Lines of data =
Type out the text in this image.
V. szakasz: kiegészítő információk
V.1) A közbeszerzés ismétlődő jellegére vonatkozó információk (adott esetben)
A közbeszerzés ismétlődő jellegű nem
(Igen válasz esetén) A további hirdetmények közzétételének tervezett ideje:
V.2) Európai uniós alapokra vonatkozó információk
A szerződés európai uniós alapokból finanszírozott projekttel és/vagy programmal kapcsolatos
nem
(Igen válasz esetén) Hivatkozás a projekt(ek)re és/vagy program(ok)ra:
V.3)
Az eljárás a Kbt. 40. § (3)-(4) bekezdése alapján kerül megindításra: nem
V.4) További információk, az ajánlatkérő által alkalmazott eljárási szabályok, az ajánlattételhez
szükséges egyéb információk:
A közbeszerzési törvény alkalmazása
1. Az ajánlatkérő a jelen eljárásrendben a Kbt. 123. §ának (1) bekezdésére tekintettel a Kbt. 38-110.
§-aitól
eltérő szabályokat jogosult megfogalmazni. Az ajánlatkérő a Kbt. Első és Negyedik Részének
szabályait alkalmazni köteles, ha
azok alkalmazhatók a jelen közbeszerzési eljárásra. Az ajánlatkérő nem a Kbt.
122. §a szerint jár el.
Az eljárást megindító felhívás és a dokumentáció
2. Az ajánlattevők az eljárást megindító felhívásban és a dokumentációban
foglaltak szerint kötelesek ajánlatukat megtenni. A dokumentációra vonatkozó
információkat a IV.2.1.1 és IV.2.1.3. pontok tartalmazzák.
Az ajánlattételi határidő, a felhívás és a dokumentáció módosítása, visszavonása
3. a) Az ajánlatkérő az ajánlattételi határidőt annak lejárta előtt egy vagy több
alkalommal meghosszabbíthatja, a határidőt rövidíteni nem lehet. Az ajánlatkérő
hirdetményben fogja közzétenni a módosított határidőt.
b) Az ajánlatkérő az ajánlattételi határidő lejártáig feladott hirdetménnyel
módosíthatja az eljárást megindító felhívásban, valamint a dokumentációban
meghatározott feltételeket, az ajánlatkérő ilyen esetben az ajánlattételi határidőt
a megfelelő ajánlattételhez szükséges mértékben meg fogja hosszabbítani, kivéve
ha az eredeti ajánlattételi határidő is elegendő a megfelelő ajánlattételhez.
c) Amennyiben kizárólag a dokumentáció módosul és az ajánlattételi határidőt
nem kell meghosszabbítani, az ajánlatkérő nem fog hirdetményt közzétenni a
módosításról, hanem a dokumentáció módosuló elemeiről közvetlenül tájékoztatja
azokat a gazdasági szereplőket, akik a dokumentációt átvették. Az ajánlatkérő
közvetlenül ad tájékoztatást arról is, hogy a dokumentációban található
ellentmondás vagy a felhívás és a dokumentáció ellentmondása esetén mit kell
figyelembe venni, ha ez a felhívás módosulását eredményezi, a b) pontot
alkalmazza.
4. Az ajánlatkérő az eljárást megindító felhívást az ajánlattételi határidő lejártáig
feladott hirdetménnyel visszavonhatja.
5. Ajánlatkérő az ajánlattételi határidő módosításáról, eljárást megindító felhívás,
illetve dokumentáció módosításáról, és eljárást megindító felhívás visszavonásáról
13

Goal = Reproduce the full listing above, character for character.

Written answer =
Type out the text in this image.
V. szakasz: kiegészítő információk
V.1) A közbeszerzés ismétlődő jellegére vonatkozó információk (adott esetben)
A közbeszerzés ismétlődő jellegű nem
(Igen válasz esetén) A további hirdetmények közzétételének tervezett ideje:
V.2) Európai uniós alapokra vonatkozó információk
A szerződés európai uniós alapokból finanszírozott projekttel és/vagy programmal kapcsolatos
nem
(Igen válasz esetén) Hivatkozás a projekt(ek)re és/vagy program(ok)ra:
V.3)
Az eljárás a Kbt. 40. § (3)-(4) bekezdése alapján kerül megindításra: nem
V.4) További információk, az ajánlatkérő által alkalmazott eljárási szabályok, az ajánlattételhez
szükséges egyéb információk:
A közbeszerzési törvény alkalmazása
1. Az ajánlatkérő a jelen eljárásrendben a Kbt. 123. §ának (1) bekezdésére tekintettel a Kbt. 38-110.
§-aitól
eltérő szabályokat jogosult megfogalmazni. Az ajánlatkérő a Kbt. Első és Negyedik Részének
szabályait alkalmazni köteles, ha
azok alkalmazhatók a jelen közbeszerzési eljárásra. Az ajánlatkérő nem a Kbt.
122. §a szerint jár el.
Az eljárást megindító felhívás és a dokumentáció
2. Az ajánlattevők az eljárást megindító felhívásban és a dokumentációban
foglaltak szerint kötelesek ajánlatukat megtenni. A dokumentációra vonatkozó
információkat a IV.2.1.1 és IV.2.1.3. pontok tartalmazzák.
Az ajánlattételi határidő, a felhívás és a dokumentáció módosítása, visszavonása
3. a) Az ajánlatkérő az ajánlattételi határidőt annak lejárta előtt egy vagy több
alkalommal meghosszabbíthatja, a határidőt rövidíteni nem lehet. Az ajánlatkérő
hirdetményben fogja közzétenni a módosított határidőt.
b) Az ajánlatkérő az ajánlattételi határidő lejártáig feladott hirdetménnyel
módosíthatja az eljárást megindító felhívásban, valamint a dokumentációban
meghatározott feltételeket, az ajánlatkérő ilyen esetben az ajánlattételi határidőt
a megfelelő ajánlattételhez szükséges mértékben meg fogja hosszabbítani, kivéve
ha az eredeti ajánlattételi határidő is elegendő a megfelelő ajánlattételhez.
c) Amennyiben kizárólag a dokumentáció módosul és az ajánlattételi határidőt
nem kell meghosszabbítani, az ajánlatkérő nem fog hirdetményt közzétenni a
módosításról, hanem a dokumentáció módosuló elemeiről közvetlenül tájékoztatja
azokat a gazdasági szereplőket, akik a dokumentációt átvették. Az ajánlatkérő
közvetlenül ad tájékoztatást arról is, hogy a dokumentációban található
ellentmondás vagy a felhívás és a dokumentáció ellentmondása esetén mit kell
figyelembe venni, ha ez a felhívás módosulását eredményezi, a b) pontot
alkalmazza.
4. Az ajánlatkérő az eljárást megindító felhívást az ajánlattételi határidő lejártáig
feladott hirdetménnyel visszavonhatja.
5. Ajánlatkérő az ajánlattételi határidő módosításáról, eljárást megindító felhívás,
illetve dokumentáció módosításáról, és eljárást megindító felhívás visszavonásáról
13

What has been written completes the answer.